▶ _Instructions to follow_:
Write out the records that appear below, verbatim and complete, but without pictures.

━━ Given data ━━

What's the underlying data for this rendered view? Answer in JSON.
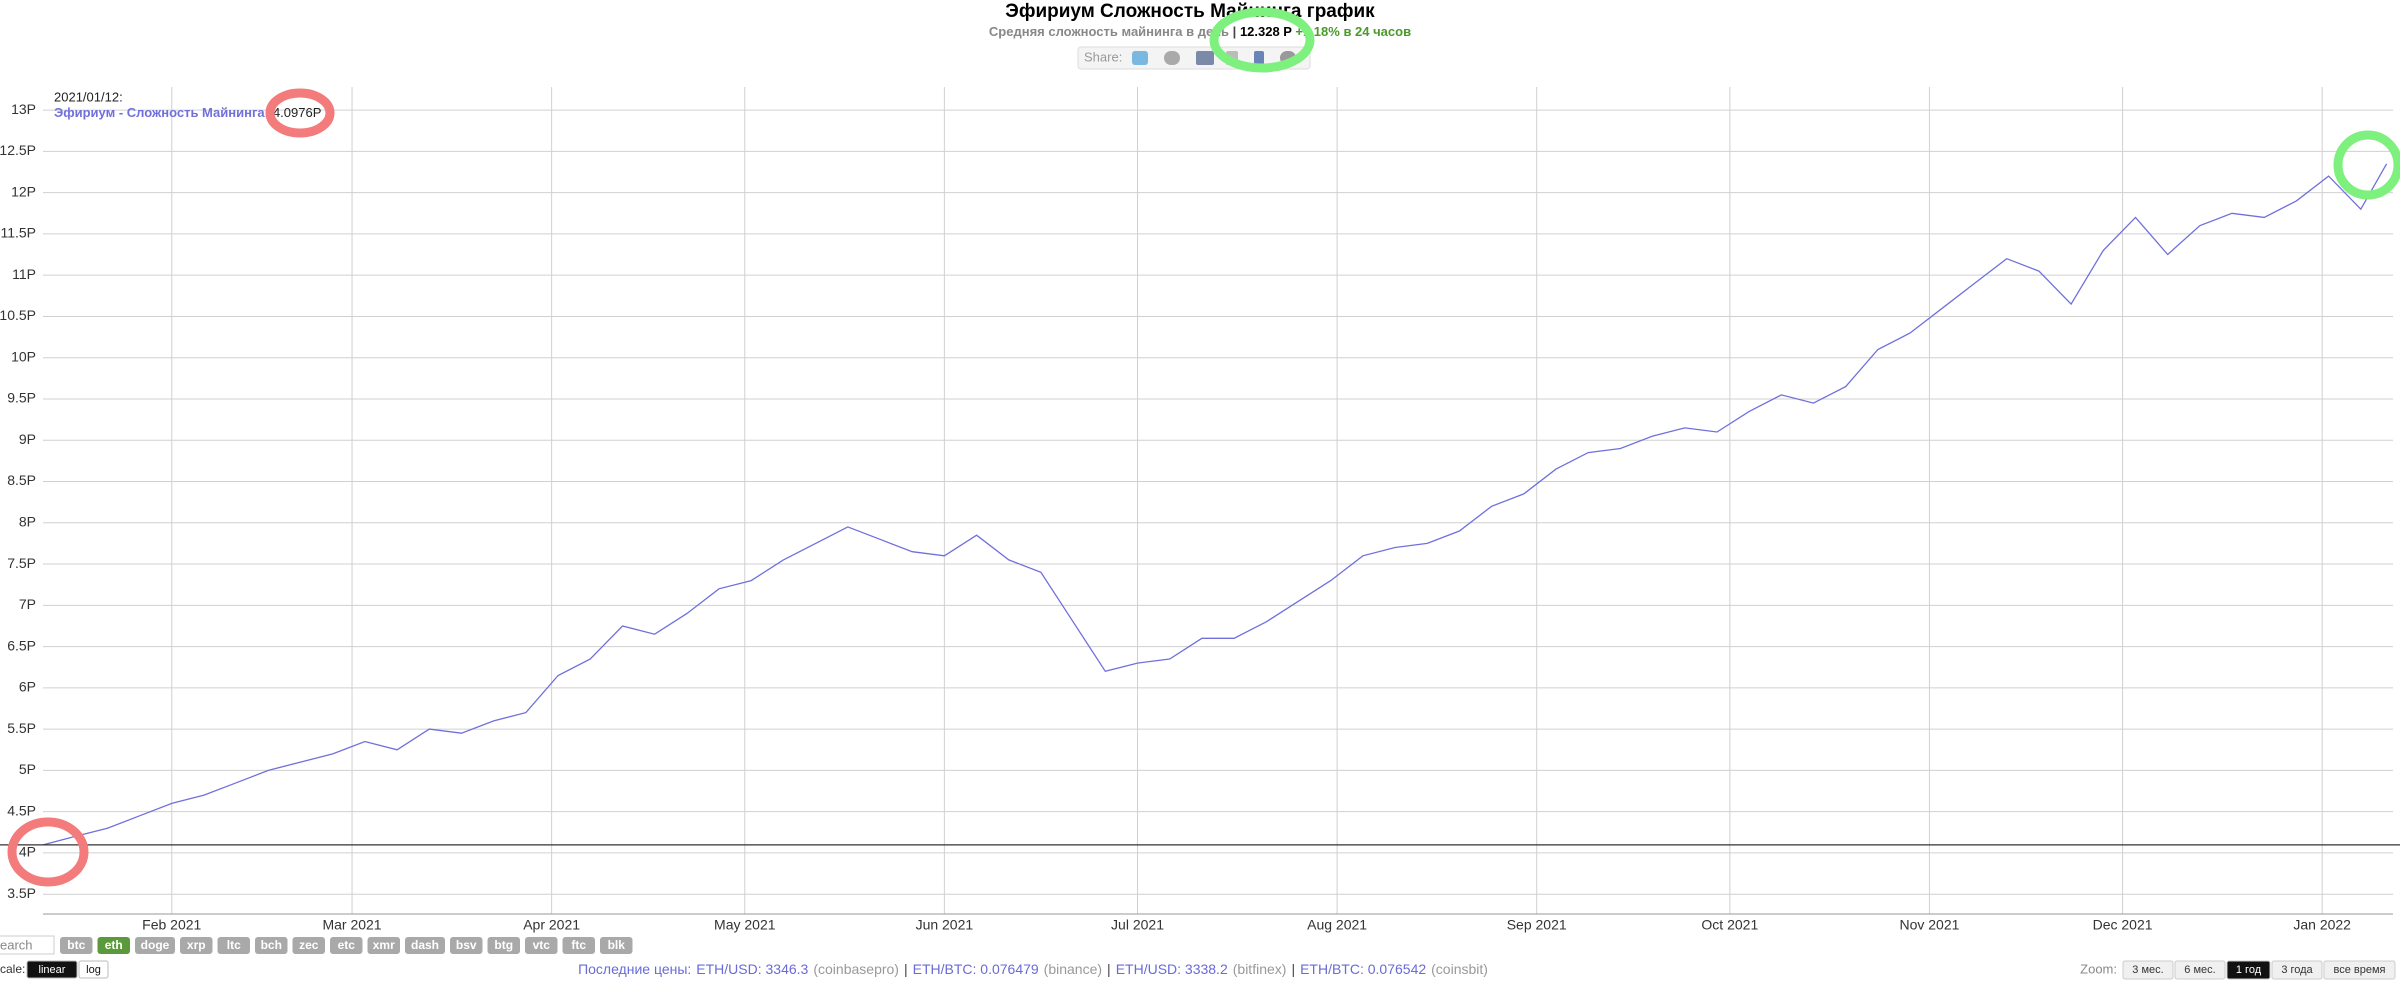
{
  "header": {
    "title": "Эфириум Сложность Майнинга график",
    "subtitle": {
      "text": "Средняя сложность майнинга в день",
      "separator": "|",
      "value": "12.328 P",
      "change": "+1.18% в 24 часов"
    },
    "share": "Share:"
  },
  "chart_data": {
    "type": "line",
    "color": "#7070dd",
    "grid": true,
    "x": [
      "2021/01/12",
      "2021/01/17",
      "2021/01/22",
      "2021/01/27",
      "2021/02/01",
      "2021/02/06",
      "2021/02/11",
      "2021/02/16",
      "2021/02/21",
      "2021/02/26",
      "2021/03/03",
      "2021/03/08",
      "2021/03/13",
      "2021/03/18",
      "2021/03/23",
      "2021/03/28",
      "2021/04/02",
      "2021/04/07",
      "2021/04/12",
      "2021/04/17",
      "2021/04/22",
      "2021/04/27",
      "2021/05/02",
      "2021/05/07",
      "2021/05/12",
      "2021/05/17",
      "2021/05/22",
      "2021/05/27",
      "2021/06/01",
      "2021/06/06",
      "2021/06/11",
      "2021/06/16",
      "2021/06/21",
      "2021/06/26",
      "2021/07/01",
      "2021/07/06",
      "2021/07/11",
      "2021/07/16",
      "2021/07/21",
      "2021/07/26",
      "2021/07/31",
      "2021/08/05",
      "2021/08/10",
      "2021/08/15",
      "2021/08/20",
      "2021/08/25",
      "2021/08/30",
      "2021/09/04",
      "2021/09/09",
      "2021/09/14",
      "2021/09/19",
      "2021/09/24",
      "2021/09/29",
      "2021/10/04",
      "2021/10/09",
      "2021/10/14",
      "2021/10/19",
      "2021/10/24",
      "2021/10/29",
      "2021/11/03",
      "2021/11/08",
      "2021/11/13",
      "2021/11/18",
      "2021/11/23",
      "2021/11/28",
      "2021/12/03",
      "2021/12/08",
      "2021/12/13",
      "2021/12/18",
      "2021/12/23",
      "2021/12/28",
      "2022/01/02",
      "2022/01/07",
      "2022/01/11"
    ],
    "values": [
      4.0976,
      4.2,
      4.3,
      4.45,
      4.6,
      4.7,
      4.85,
      5.0,
      5.1,
      5.2,
      5.35,
      5.25,
      5.5,
      5.45,
      5.6,
      5.7,
      6.15,
      6.35,
      6.75,
      6.65,
      6.9,
      7.2,
      7.3,
      7.55,
      7.75,
      7.95,
      7.8,
      7.65,
      7.6,
      7.85,
      7.55,
      7.4,
      6.8,
      6.2,
      6.3,
      6.35,
      6.6,
      6.6,
      6.8,
      7.05,
      7.3,
      7.6,
      7.7,
      7.75,
      7.9,
      8.2,
      8.35,
      8.65,
      8.85,
      8.9,
      9.05,
      9.15,
      9.1,
      9.35,
      9.55,
      9.45,
      9.65,
      10.1,
      10.3,
      10.6,
      10.9,
      11.2,
      11.05,
      10.65,
      11.3,
      11.7,
      11.25,
      11.6,
      11.75,
      11.7,
      11.9,
      12.2,
      11.8,
      12.35
    ],
    "xlim": [
      "2021/01/12",
      "2022/01/12"
    ],
    "xticks": [
      {
        "value": "2021/02/01",
        "label": "Feb 2021"
      },
      {
        "value": "2021/03/01",
        "label": "Mar 2021"
      },
      {
        "value": "2021/04/01",
        "label": "Apr 2021"
      },
      {
        "value": "2021/05/01",
        "label": "May 2021"
      },
      {
        "value": "2021/06/01",
        "label": "Jun 2021"
      },
      {
        "value": "2021/07/01",
        "label": "Jul 2021"
      },
      {
        "value": "2021/08/01",
        "label": "Aug 2021"
      },
      {
        "value": "2021/09/01",
        "label": "Sep 2021"
      },
      {
        "value": "2021/10/01",
        "label": "Oct 2021"
      },
      {
        "value": "2021/11/01",
        "label": "Nov 2021"
      },
      {
        "value": "2021/12/01",
        "label": "Dec 2021"
      },
      {
        "value": "2022/01/01",
        "label": "Jan 2022"
      }
    ],
    "ylim": [
      3.26,
      13.28
    ],
    "yticks": [
      {
        "value": 3.5,
        "label": "3.5P"
      },
      {
        "value": 4,
        "label": "4P"
      },
      {
        "value": 4.5,
        "label": "4.5P"
      },
      {
        "value": 5,
        "label": "5P"
      },
      {
        "value": 5.5,
        "label": "5.5P"
      },
      {
        "value": 6,
        "label": "6P"
      },
      {
        "value": 6.5,
        "label": "6.5P"
      },
      {
        "value": 7,
        "label": "7P"
      },
      {
        "value": 7.5,
        "label": "7.5P"
      },
      {
        "value": 8,
        "label": "8P"
      },
      {
        "value": 8.5,
        "label": "8.5P"
      },
      {
        "value": 9,
        "label": "9P"
      },
      {
        "value": 9.5,
        "label": "9.5P"
      },
      {
        "value": 10,
        "label": "10P"
      },
      {
        "value": 10.5,
        "label": "10.5P"
      },
      {
        "value": 11,
        "label": "11P"
      },
      {
        "value": 11.5,
        "label": "11.5P"
      },
      {
        "value": 12,
        "label": "12P"
      },
      {
        "value": 12.5,
        "label": "12.5P"
      },
      {
        "value": 13,
        "label": "13P"
      }
    ],
    "tooltip": {
      "date": "2021/01/12:",
      "label": "Эфириум - Сложность Майнинга:",
      "value": 4.0976,
      "value_label": "4.0976P"
    }
  },
  "footer": {
    "search": "earch",
    "coins": [
      "btc",
      "eth",
      "doge",
      "xrp",
      "ltc",
      "bch",
      "zec",
      "etc",
      "xmr",
      "dash",
      "bsv",
      "btg",
      "vtc",
      "ftc",
      "blk"
    ],
    "coin_active": 1,
    "scale_label": "cale:",
    "scales": [
      "linear",
      "log"
    ],
    "scale_active": 0,
    "prices_label": "Последние цены:",
    "separator": "|",
    "prices": [
      {
        "pair": "ETH/USD: 3346.3",
        "source": "(coinbasepro)"
      },
      {
        "pair": "ETH/BTC: 0.076479",
        "source": "(binance)"
      },
      {
        "pair": "ETH/USD: 3338.2",
        "source": "(bitfinex)"
      },
      {
        "pair": "ETH/BTC: 0.076542",
        "source": "(coinsbit)"
      }
    ],
    "zoom_label": "Zoom:",
    "zooms": [
      "3 мес.",
      "6 мес.",
      "1 год",
      "3 года",
      "все время"
    ],
    "zoom_active": 2
  }
}
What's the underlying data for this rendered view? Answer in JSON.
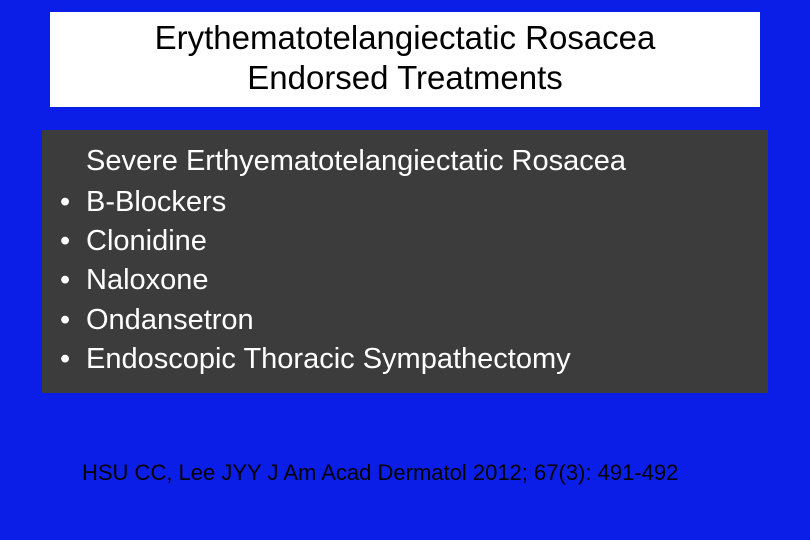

━━━

▶ _Correct response_:
What's the underlying data for this rendered view? Answer in JSON.
{
  "header": {
    "title": "Эфириум Сложность Майнинга график",
    "subtitle": {
      "text": "Средняя сложность майнинга в день",
      "separator": "|",
      "value": "12.328 P",
      "change": "+1.18% в 24 часов"
    },
    "share": "Share:"
  },
  "chart_data": {
    "type": "line",
    "color": "#7070dd",
    "grid": true,
    "x": [
      "2021/01/12",
      "2021/01/17",
      "2021/01/22",
      "2021/01/27",
      "2021/02/01",
      "2021/02/06",
      "2021/02/11",
      "2021/02/16",
      "2021/02/21",
      "2021/02/26",
      "2021/03/03",
      "2021/03/08",
      "2021/03/13",
      "2021/03/18",
      "2021/03/23",
      "2021/03/28",
      "2021/04/02",
      "2021/04/07",
      "2021/04/12",
      "2021/04/17",
      "2021/04/22",
      "2021/04/27",
      "2021/05/02",
      "2021/05/07",
      "2021/05/12",
      "2021/05/17",
      "2021/05/22",
      "2021/05/27",
      "2021/06/01",
      "2021/06/06",
      "2021/06/11",
      "2021/06/16",
      "2021/06/21",
      "2021/06/26",
      "2021/07/01",
      "2021/07/06",
      "2021/07/11",
      "2021/07/16",
      "2021/07/21",
      "2021/07/26",
      "2021/07/31",
      "2021/08/05",
      "2021/08/10",
      "2021/08/15",
      "2021/08/20",
      "2021/08/25",
      "2021/08/30",
      "2021/09/04",
      "2021/09/09",
      "2021/09/14",
      "2021/09/19",
      "2021/09/24",
      "2021/09/29",
      "2021/10/04",
      "2021/10/09",
      "2021/10/14",
      "2021/10/19",
      "2021/10/24",
      "2021/10/29",
      "2021/11/03",
      "2021/11/08",
      "2021/11/13",
      "2021/11/18",
      "2021/11/23",
      "2021/11/28",
      "2021/12/03",
      "2021/12/08",
      "2021/12/13",
      "2021/12/18",
      "2021/12/23",
      "2021/12/28",
      "2022/01/02",
      "2022/01/07",
      "2022/01/11"
    ],
    "values": [
      4.0976,
      4.2,
      4.3,
      4.45,
      4.6,
      4.7,
      4.85,
      5.0,
      5.1,
      5.2,
      5.35,
      5.25,
      5.5,
      5.45,
      5.6,
      5.7,
      6.15,
      6.35,
      6.75,
      6.65,
      6.9,
      7.2,
      7.3,
      7.55,
      7.75,
      7.95,
      7.8,
      7.65,
      7.6,
      7.85,
      7.55,
      7.4,
      6.8,
      6.2,
      6.3,
      6.35,
      6.6,
      6.6,
      6.8,
      7.05,
      7.3,
      7.6,
      7.7,
      7.75,
      7.9,
      8.2,
      8.35,
      8.65,
      8.85,
      8.9,
      9.05,
      9.15,
      9.1,
      9.35,
      9.55,
      9.45,
      9.65,
      10.1,
      10.3,
      10.6,
      10.9,
      11.2,
      11.05,
      10.65,
      11.3,
      11.7,
      11.25,
      11.6,
      11.75,
      11.7,
      11.9,
      12.2,
      11.8,
      12.35
    ],
    "xlim": [
      "2021/01/12",
      "2022/01/12"
    ],
    "xticks": [
      {
        "value": "2021/02/01",
        "label": "Feb 2021"
      },
      {
        "value": "2021/03/01",
        "label": "Mar 2021"
      },
      {
        "value": "2021/04/01",
        "label": "Apr 2021"
      },
      {
        "value": "2021/05/01",
        "label": "May 2021"
      },
      {
        "value": "2021/06/01",
        "label": "Jun 2021"
      },
      {
        "value": "2021/07/01",
        "label": "Jul 2021"
      },
      {
        "value": "2021/08/01",
        "label": "Aug 2021"
      },
      {
        "value": "2021/09/01",
        "label": "Sep 2021"
      },
      {
        "value": "2021/10/01",
        "label": "Oct 2021"
      },
      {
        "value": "2021/11/01",
        "label": "Nov 2021"
      },
      {
        "value": "2021/12/01",
        "label": "Dec 2021"
      },
      {
        "value": "2022/01/01",
        "label": "Jan 2022"
      }
    ],
    "ylim": [
      3.26,
      13.28
    ],
    "yticks": [
      {
        "value": 3.5,
        "label": "3.5P"
      },
      {
        "value": 4,
        "label": "4P"
      },
      {
        "value": 4.5,
        "label": "4.5P"
      },
      {
        "value": 5,
        "label": "5P"
      },
      {
        "value": 5.5,
        "label": "5.5P"
      },
      {
        "value": 6,
        "label": "6P"
      },
      {
        "value": 6.5,
        "label": "6.5P"
      },
      {
        "value": 7,
        "label": "7P"
      },
      {
        "value": 7.5,
        "label": "7.5P"
      },
      {
        "value": 8,
        "label": "8P"
      },
      {
        "value": 8.5,
        "label": "8.5P"
      },
      {
        "value": 9,
        "label": "9P"
      },
      {
        "value": 9.5,
        "label": "9.5P"
      },
      {
        "value": 10,
        "label": "10P"
      },
      {
        "value": 10.5,
        "label": "10.5P"
      },
      {
        "value": 11,
        "label": "11P"
      },
      {
        "value": 11.5,
        "label": "11.5P"
      },
      {
        "value": 12,
        "label": "12P"
      },
      {
        "value": 12.5,
        "label": "12.5P"
      },
      {
        "value": 13,
        "label": "13P"
      }
    ],
    "tooltip": {
      "date": "2021/01/12:",
      "label": "Эфириум - Сложность Майнинга:",
      "value": 4.0976,
      "value_label": "4.0976P"
    }
  },
  "footer": {
    "search": "earch",
    "coins": [
      "btc",
      "eth",
      "doge",
      "xrp",
      "ltc",
      "bch",
      "zec",
      "etc",
      "xmr",
      "dash",
      "bsv",
      "btg",
      "vtc",
      "ftc",
      "blk"
    ],
    "coin_active": 1,
    "scale_label": "cale:",
    "scales": [
      "linear",
      "log"
    ],
    "scale_active": 0,
    "prices_label": "Последние цены:",
    "separator": "|",
    "prices": [
      {
        "pair": "ETH/USD: 3346.3",
        "source": "(coinbasepro)"
      },
      {
        "pair": "ETH/BTC: 0.076479",
        "source": "(binance)"
      },
      {
        "pair": "ETH/USD: 3338.2",
        "source": "(bitfinex)"
      },
      {
        "pair": "ETH/BTC: 0.076542",
        "source": "(coinsbit)"
      }
    ],
    "zoom_label": "Zoom:",
    "zooms": [
      "3 мес.",
      "6 мес.",
      "1 год",
      "3 года",
      "все время"
    ],
    "zoom_active": 2
  }
}
What's the underlying data for this rendered view? Answer in JSON.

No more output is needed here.